■ **Problem details**:
Each record below is to be reproduced without any change.

##### Records #####

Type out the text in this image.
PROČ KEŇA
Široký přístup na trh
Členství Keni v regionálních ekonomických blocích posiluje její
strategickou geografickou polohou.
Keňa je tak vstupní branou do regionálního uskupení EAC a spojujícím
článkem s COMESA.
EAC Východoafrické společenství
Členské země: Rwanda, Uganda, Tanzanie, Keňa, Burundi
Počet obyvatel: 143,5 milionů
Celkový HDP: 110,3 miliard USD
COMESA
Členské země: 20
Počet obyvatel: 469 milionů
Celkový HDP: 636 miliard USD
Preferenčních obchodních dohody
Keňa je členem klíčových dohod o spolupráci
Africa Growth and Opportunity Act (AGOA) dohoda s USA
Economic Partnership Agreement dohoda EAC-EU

#####

■ **Solution to the problem**:
Type out the text in this image.
PROČ KEŇA
Široký přístup na trh
Členství Keni v regionálních ekonomických blocích posiluje její
strategickou geografickou polohou.
Keňa je tak vstupní branou do regionálního uskupení EAC a spojujícím
článkem s COMESA.
EAC Východoafrické společenství
Členské země: Rwanda, Uganda, Tanzanie, Keňa, Burundi
Počet obyvatel: 143,5 milionů
Celkový HDP: 110,3 miliard USD
COMESA
Členské země: 20
Počet obyvatel: 469 milionů
Celkový HDP: 636 miliard USD
Preferenčních obchodních dohody
Keňa je členem klíčových dohod o spolupráci
Africa Growth and Opportunity Act (AGOA) dohoda s USA
Economic Partnership Agreement dohoda EAC-EU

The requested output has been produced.